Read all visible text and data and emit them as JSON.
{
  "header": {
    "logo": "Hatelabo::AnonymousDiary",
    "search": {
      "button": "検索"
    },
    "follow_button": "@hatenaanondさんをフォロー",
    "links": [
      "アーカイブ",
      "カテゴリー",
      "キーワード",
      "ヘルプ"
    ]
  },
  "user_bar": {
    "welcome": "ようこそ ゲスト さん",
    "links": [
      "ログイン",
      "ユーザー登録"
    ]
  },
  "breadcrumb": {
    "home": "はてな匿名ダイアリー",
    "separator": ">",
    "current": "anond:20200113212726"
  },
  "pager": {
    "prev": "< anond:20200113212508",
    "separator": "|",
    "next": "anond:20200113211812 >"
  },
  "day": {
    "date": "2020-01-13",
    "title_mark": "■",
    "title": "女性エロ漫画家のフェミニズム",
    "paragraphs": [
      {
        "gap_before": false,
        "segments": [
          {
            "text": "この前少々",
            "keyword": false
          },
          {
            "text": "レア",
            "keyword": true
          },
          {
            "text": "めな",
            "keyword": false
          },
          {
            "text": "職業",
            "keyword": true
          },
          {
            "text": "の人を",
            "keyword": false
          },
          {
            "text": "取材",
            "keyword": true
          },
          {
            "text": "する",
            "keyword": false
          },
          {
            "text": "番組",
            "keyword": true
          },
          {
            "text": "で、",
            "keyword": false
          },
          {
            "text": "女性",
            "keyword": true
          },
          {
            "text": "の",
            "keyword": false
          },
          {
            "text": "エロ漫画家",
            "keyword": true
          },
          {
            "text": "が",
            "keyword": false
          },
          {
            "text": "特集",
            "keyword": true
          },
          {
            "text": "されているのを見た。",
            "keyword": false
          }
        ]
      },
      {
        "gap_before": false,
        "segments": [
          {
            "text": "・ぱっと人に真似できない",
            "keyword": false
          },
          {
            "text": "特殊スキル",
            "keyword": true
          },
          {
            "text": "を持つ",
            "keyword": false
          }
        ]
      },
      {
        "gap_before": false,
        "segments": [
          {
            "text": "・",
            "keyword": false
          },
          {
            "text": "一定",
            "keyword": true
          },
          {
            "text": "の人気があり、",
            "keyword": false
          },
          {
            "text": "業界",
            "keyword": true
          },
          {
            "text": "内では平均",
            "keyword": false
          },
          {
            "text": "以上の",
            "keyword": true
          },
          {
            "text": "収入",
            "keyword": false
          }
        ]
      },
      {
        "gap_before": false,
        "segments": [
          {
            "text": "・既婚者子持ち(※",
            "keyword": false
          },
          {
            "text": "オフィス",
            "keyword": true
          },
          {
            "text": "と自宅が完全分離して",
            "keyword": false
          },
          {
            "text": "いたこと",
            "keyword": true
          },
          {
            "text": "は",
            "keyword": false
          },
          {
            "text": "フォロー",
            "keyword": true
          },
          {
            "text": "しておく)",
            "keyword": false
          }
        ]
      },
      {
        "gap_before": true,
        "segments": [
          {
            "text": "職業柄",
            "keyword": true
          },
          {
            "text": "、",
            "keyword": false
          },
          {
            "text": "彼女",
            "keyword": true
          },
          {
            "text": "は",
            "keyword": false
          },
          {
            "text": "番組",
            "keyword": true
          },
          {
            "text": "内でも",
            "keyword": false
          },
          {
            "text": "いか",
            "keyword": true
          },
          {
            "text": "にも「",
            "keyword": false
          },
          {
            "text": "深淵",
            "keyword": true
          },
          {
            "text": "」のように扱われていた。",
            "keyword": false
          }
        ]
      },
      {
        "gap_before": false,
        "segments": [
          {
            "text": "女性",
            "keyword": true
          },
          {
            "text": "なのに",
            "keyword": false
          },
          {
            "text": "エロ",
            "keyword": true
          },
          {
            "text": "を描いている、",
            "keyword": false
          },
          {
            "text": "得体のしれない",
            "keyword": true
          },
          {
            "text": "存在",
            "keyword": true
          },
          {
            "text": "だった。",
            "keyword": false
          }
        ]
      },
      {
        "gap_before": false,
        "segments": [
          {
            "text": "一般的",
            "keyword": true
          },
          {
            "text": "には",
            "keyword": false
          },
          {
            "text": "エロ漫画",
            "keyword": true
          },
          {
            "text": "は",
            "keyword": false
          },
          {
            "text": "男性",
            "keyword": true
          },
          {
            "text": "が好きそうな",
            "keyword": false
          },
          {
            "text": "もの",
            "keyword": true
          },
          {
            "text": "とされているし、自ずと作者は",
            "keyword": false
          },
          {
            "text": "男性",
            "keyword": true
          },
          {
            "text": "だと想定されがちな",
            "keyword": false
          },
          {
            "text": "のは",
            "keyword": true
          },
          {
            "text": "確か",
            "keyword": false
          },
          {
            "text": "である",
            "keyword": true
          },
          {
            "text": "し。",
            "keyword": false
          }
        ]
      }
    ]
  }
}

• • •

- _DESCRIPTION OF THE TASK_:
Copy every record exactly as presented.

- _SOLUTION TO THIS PROBLEM_:
Read all visible text and data and emit them as JSON.
{
  "header": {
    "logo": "Hatelabo::AnonymousDiary",
    "search": {
      "button": "検索"
    },
    "follow_button": "@hatenaanondさんをフォロー",
    "links": [
      "アーカイブ",
      "カテゴリー",
      "キーワード",
      "ヘルプ"
    ]
  },
  "user_bar": {
    "welcome": "ようこそ ゲスト さん",
    "links": [
      "ログイン",
      "ユーザー登録"
    ]
  },
  "breadcrumb": {
    "home": "はてな匿名ダイアリー",
    "separator": ">",
    "current": "anond:20200113212726"
  },
  "pager": {
    "prev": "< anond:20200113212508",
    "separator": "|",
    "next": "anond:20200113211812 >"
  },
  "day": {
    "date": "2020-01-13",
    "title_mark": "■",
    "title": "女性エロ漫画家のフェミニズム",
    "paragraphs": [
      {
        "gap_before": false,
        "segments": [
          {
            "text": "この前少々",
            "keyword": false
          },
          {
            "text": "レア",
            "keyword": true
          },
          {
            "text": "めな",
            "keyword": false
          },
          {
            "text": "職業",
            "keyword": true
          },
          {
            "text": "の人を",
            "keyword": false
          },
          {
            "text": "取材",
            "keyword": true
          },
          {
            "text": "する",
            "keyword": false
          },
          {
            "text": "番組",
            "keyword": true
          },
          {
            "text": "で、",
            "keyword": false
          },
          {
            "text": "女性",
            "keyword": true
          },
          {
            "text": "の",
            "keyword": false
          },
          {
            "text": "エロ漫画家",
            "keyword": true
          },
          {
            "text": "が",
            "keyword": false
          },
          {
            "text": "特集",
            "keyword": true
          },
          {
            "text": "されているのを見た。",
            "keyword": false
          }
        ]
      },
      {
        "gap_before": false,
        "segments": [
          {
            "text": "・ぱっと人に真似できない",
            "keyword": false
          },
          {
            "text": "特殊スキル",
            "keyword": true
          },
          {
            "text": "を持つ",
            "keyword": false
          }
        ]
      },
      {
        "gap_before": false,
        "segments": [
          {
            "text": "・",
            "keyword": false
          },
          {
            "text": "一定",
            "keyword": true
          },
          {
            "text": "の人気があり、",
            "keyword": false
          },
          {
            "text": "業界",
            "keyword": true
          },
          {
            "text": "内では平均",
            "keyword": false
          },
          {
            "text": "以上の",
            "keyword": true
          },
          {
            "text": "収入",
            "keyword": false
          }
        ]
      },
      {
        "gap_before": false,
        "segments": [
          {
            "text": "・既婚者子持ち(※",
            "keyword": false
          },
          {
            "text": "オフィス",
            "keyword": true
          },
          {
            "text": "と自宅が完全分離して",
            "keyword": false
          },
          {
            "text": "いたこと",
            "keyword": true
          },
          {
            "text": "は",
            "keyword": false
          },
          {
            "text": "フォロー",
            "keyword": true
          },
          {
            "text": "しておく)",
            "keyword": false
          }
        ]
      },
      {
        "gap_before": true,
        "segments": [
          {
            "text": "職業柄",
            "keyword": true
          },
          {
            "text": "、",
            "keyword": false
          },
          {
            "text": "彼女",
            "keyword": true
          },
          {
            "text": "は",
            "keyword": false
          },
          {
            "text": "番組",
            "keyword": true
          },
          {
            "text": "内でも",
            "keyword": false
          },
          {
            "text": "いか",
            "keyword": true
          },
          {
            "text": "にも「",
            "keyword": false
          },
          {
            "text": "深淵",
            "keyword": true
          },
          {
            "text": "」のように扱われていた。",
            "keyword": false
          }
        ]
      },
      {
        "gap_before": false,
        "segments": [
          {
            "text": "女性",
            "keyword": true
          },
          {
            "text": "なのに",
            "keyword": false
          },
          {
            "text": "エロ",
            "keyword": true
          },
          {
            "text": "を描いている、",
            "keyword": false
          },
          {
            "text": "得体のしれない",
            "keyword": true
          },
          {
            "text": "存在",
            "keyword": true
          },
          {
            "text": "だった。",
            "keyword": false
          }
        ]
      },
      {
        "gap_before": false,
        "segments": [
          {
            "text": "一般的",
            "keyword": true
          },
          {
            "text": "には",
            "keyword": false
          },
          {
            "text": "エロ漫画",
            "keyword": true
          },
          {
            "text": "は",
            "keyword": false
          },
          {
            "text": "男性",
            "keyword": true
          },
          {
            "text": "が好きそうな",
            "keyword": false
          },
          {
            "text": "もの",
            "keyword": true
          },
          {
            "text": "とされているし、自ずと作者は",
            "keyword": false
          },
          {
            "text": "男性",
            "keyword": true
          },
          {
            "text": "だと想定されがちな",
            "keyword": false
          },
          {
            "text": "のは",
            "keyword": true
          },
          {
            "text": "確か",
            "keyword": false
          },
          {
            "text": "である",
            "keyword": true
          },
          {
            "text": "し。",
            "keyword": false
          }
        ]
      }
    ]
  }
}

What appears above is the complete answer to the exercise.